Task description: Please update the entries below by replacing "Paragraph Style" with "Character Style" throughout, keeping everything else unchanged.

··· Data shown ···

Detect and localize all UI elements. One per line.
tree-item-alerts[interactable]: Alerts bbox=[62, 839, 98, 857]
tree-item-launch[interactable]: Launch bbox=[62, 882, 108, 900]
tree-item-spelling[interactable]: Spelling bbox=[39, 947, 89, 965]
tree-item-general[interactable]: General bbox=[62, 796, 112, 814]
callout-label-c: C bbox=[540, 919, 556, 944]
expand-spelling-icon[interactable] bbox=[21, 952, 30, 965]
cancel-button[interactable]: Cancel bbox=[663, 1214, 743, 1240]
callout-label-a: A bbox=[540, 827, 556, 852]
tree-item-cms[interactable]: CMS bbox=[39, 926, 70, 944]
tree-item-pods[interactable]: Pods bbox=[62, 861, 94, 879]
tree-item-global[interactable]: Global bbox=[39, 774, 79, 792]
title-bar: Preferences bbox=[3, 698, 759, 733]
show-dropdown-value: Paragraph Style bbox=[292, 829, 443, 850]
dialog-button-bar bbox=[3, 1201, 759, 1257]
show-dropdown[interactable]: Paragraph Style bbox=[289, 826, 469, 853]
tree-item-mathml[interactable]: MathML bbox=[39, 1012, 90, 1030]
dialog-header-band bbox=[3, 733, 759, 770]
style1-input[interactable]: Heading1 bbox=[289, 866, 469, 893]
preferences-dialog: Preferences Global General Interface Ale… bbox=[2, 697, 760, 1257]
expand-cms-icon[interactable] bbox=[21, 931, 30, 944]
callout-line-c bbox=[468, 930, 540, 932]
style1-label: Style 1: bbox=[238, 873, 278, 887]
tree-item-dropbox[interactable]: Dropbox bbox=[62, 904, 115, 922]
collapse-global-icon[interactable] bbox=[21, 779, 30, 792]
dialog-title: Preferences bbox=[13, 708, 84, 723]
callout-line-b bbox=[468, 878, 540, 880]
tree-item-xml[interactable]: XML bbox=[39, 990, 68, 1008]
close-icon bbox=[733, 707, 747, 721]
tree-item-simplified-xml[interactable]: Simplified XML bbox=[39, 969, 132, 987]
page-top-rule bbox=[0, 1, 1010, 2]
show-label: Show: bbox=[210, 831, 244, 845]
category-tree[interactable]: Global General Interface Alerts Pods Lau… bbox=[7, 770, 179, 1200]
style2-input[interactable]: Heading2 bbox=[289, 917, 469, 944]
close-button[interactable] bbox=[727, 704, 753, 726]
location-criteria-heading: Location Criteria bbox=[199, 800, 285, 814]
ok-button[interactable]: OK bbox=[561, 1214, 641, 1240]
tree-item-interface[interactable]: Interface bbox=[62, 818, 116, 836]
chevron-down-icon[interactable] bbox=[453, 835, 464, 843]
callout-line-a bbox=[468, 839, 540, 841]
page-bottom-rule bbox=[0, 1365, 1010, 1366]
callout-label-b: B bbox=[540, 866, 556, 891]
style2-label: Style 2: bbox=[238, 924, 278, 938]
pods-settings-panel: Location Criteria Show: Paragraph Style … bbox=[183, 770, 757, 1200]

···

Answer for the task:
Detect and localize all UI elements. One per line.
tree-item-alerts[interactable]: Alerts bbox=[62, 839, 98, 857]
tree-item-launch[interactable]: Launch bbox=[62, 882, 108, 900]
tree-item-spelling[interactable]: Spelling bbox=[39, 947, 89, 965]
tree-item-general[interactable]: General bbox=[62, 796, 112, 814]
callout-label-c: C bbox=[540, 919, 556, 944]
expand-spelling-icon[interactable] bbox=[21, 952, 30, 965]
cancel-button[interactable]: Cancel bbox=[663, 1214, 743, 1240]
callout-label-a: A bbox=[540, 827, 556, 852]
tree-item-cms[interactable]: CMS bbox=[39, 926, 70, 944]
tree-item-pods[interactable]: Pods bbox=[62, 861, 94, 879]
tree-item-global[interactable]: Global bbox=[39, 774, 79, 792]
title-bar: Preferences bbox=[3, 698, 759, 733]
show-dropdown-value: Character Style bbox=[292, 829, 443, 850]
dialog-button-bar bbox=[3, 1201, 759, 1257]
show-dropdown[interactable]: Character Style bbox=[289, 826, 469, 853]
tree-item-mathml[interactable]: MathML bbox=[39, 1012, 90, 1030]
dialog-header-band bbox=[3, 733, 759, 770]
style1-input[interactable]: Heading1 bbox=[289, 866, 469, 893]
preferences-dialog: Preferences Global General Interface Ale… bbox=[2, 697, 760, 1257]
expand-cms-icon[interactable] bbox=[21, 931, 30, 944]
callout-line-c bbox=[468, 930, 540, 932]
style1-label: Style 1: bbox=[238, 873, 278, 887]
tree-item-dropbox[interactable]: Dropbox bbox=[62, 904, 115, 922]
collapse-global-icon[interactable] bbox=[21, 779, 30, 792]
dialog-title: Preferences bbox=[13, 708, 84, 723]
callout-line-b bbox=[468, 878, 540, 880]
tree-item-xml[interactable]: XML bbox=[39, 990, 68, 1008]
close-icon bbox=[733, 707, 747, 721]
tree-item-simplified-xml[interactable]: Simplified XML bbox=[39, 969, 132, 987]
page-top-rule bbox=[0, 1, 1010, 2]
show-label: Show: bbox=[210, 831, 244, 845]
category-tree[interactable]: Global General Interface Alerts Pods Lau… bbox=[7, 770, 179, 1200]
style2-input[interactable]: Heading2 bbox=[289, 917, 469, 944]
close-button[interactable] bbox=[727, 704, 753, 726]
location-criteria-heading: Location Criteria bbox=[199, 800, 285, 814]
ok-button[interactable]: OK bbox=[561, 1214, 641, 1240]
tree-item-interface[interactable]: Interface bbox=[62, 818, 116, 836]
chevron-down-icon[interactable] bbox=[453, 835, 464, 843]
callout-line-a bbox=[468, 839, 540, 841]
page-bottom-rule bbox=[0, 1365, 1010, 1366]
callout-label-b: B bbox=[540, 866, 556, 891]
style2-label: Style 2: bbox=[238, 924, 278, 938]
pods-settings-panel: Location Criteria Show: Character Style … bbox=[183, 770, 757, 1200]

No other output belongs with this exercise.